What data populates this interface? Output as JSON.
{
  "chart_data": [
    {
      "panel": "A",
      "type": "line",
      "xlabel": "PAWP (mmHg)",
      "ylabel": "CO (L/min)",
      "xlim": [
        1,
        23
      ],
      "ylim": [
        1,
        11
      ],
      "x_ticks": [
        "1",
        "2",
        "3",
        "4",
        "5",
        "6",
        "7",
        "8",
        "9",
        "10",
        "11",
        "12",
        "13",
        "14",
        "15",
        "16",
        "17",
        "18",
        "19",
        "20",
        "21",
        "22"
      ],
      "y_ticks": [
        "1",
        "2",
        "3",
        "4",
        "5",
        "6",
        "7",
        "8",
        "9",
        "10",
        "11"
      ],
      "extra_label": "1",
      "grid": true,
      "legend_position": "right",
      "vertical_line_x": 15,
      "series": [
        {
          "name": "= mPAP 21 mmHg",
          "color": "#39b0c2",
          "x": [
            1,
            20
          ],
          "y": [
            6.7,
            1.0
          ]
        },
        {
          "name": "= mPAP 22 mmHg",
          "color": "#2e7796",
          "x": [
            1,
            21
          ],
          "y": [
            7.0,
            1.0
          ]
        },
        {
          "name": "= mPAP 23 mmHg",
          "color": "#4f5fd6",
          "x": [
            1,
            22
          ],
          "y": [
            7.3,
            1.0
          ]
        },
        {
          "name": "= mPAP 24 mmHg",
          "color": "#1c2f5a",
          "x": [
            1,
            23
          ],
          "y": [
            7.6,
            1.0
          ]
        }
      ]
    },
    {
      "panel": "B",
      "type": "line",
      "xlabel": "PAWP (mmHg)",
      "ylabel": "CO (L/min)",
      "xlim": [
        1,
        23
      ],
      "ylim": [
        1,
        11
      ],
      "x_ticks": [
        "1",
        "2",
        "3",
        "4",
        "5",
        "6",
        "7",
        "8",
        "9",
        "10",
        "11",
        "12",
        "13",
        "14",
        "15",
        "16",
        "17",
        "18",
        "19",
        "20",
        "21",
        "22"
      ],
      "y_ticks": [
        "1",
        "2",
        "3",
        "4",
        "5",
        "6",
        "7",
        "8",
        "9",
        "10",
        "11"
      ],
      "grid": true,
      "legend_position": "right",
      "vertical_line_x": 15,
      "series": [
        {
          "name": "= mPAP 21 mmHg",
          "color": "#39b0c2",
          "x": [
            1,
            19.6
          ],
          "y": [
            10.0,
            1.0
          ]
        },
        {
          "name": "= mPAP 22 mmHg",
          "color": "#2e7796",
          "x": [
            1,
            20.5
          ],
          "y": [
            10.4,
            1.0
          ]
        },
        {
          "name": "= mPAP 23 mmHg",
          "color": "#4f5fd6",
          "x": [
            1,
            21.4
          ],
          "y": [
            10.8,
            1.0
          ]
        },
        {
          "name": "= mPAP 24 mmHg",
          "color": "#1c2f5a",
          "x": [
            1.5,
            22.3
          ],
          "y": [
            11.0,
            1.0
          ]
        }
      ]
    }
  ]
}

Directive: Faithfully copy every entry, leaving nothing out.

Exercise output:
What data populates this interface? Output as JSON.
{
  "chart_data": [
    {
      "panel": "A",
      "type": "line",
      "xlabel": "PAWP (mmHg)",
      "ylabel": "CO (L/min)",
      "xlim": [
        1,
        23
      ],
      "ylim": [
        1,
        11
      ],
      "x_ticks": [
        "1",
        "2",
        "3",
        "4",
        "5",
        "6",
        "7",
        "8",
        "9",
        "10",
        "11",
        "12",
        "13",
        "14",
        "15",
        "16",
        "17",
        "18",
        "19",
        "20",
        "21",
        "22"
      ],
      "y_ticks": [
        "1",
        "2",
        "3",
        "4",
        "5",
        "6",
        "7",
        "8",
        "9",
        "10",
        "11"
      ],
      "extra_label": "1",
      "grid": true,
      "legend_position": "right",
      "vertical_line_x": 15,
      "series": [
        {
          "name": "= mPAP 21 mmHg",
          "color": "#39b0c2",
          "x": [
            1,
            20
          ],
          "y": [
            6.7,
            1.0
          ]
        },
        {
          "name": "= mPAP 22 mmHg",
          "color": "#2e7796",
          "x": [
            1,
            21
          ],
          "y": [
            7.0,
            1.0
          ]
        },
        {
          "name": "= mPAP 23 mmHg",
          "color": "#4f5fd6",
          "x": [
            1,
            22
          ],
          "y": [
            7.3,
            1.0
          ]
        },
        {
          "name": "= mPAP 24 mmHg",
          "color": "#1c2f5a",
          "x": [
            1,
            23
          ],
          "y": [
            7.6,
            1.0
          ]
        }
      ]
    },
    {
      "panel": "B",
      "type": "line",
      "xlabel": "PAWP (mmHg)",
      "ylabel": "CO (L/min)",
      "xlim": [
        1,
        23
      ],
      "ylim": [
        1,
        11
      ],
      "x_ticks": [
        "1",
        "2",
        "3",
        "4",
        "5",
        "6",
        "7",
        "8",
        "9",
        "10",
        "11",
        "12",
        "13",
        "14",
        "15",
        "16",
        "17",
        "18",
        "19",
        "20",
        "21",
        "22"
      ],
      "y_ticks": [
        "1",
        "2",
        "3",
        "4",
        "5",
        "6",
        "7",
        "8",
        "9",
        "10",
        "11"
      ],
      "grid": true,
      "legend_position": "right",
      "vertical_line_x": 15,
      "series": [
        {
          "name": "= mPAP 21 mmHg",
          "color": "#39b0c2",
          "x": [
            1,
            19.6
          ],
          "y": [
            10.0,
            1.0
          ]
        },
        {
          "name": "= mPAP 22 mmHg",
          "color": "#2e7796",
          "x": [
            1,
            20.5
          ],
          "y": [
            10.4,
            1.0
          ]
        },
        {
          "name": "= mPAP 23 mmHg",
          "color": "#4f5fd6",
          "x": [
            1,
            21.4
          ],
          "y": [
            10.8,
            1.0
          ]
        },
        {
          "name": "= mPAP 24 mmHg",
          "color": "#1c2f5a",
          "x": [
            1.5,
            22.3
          ],
          "y": [
            11.0,
            1.0
          ]
        }
      ]
    }
  ]
}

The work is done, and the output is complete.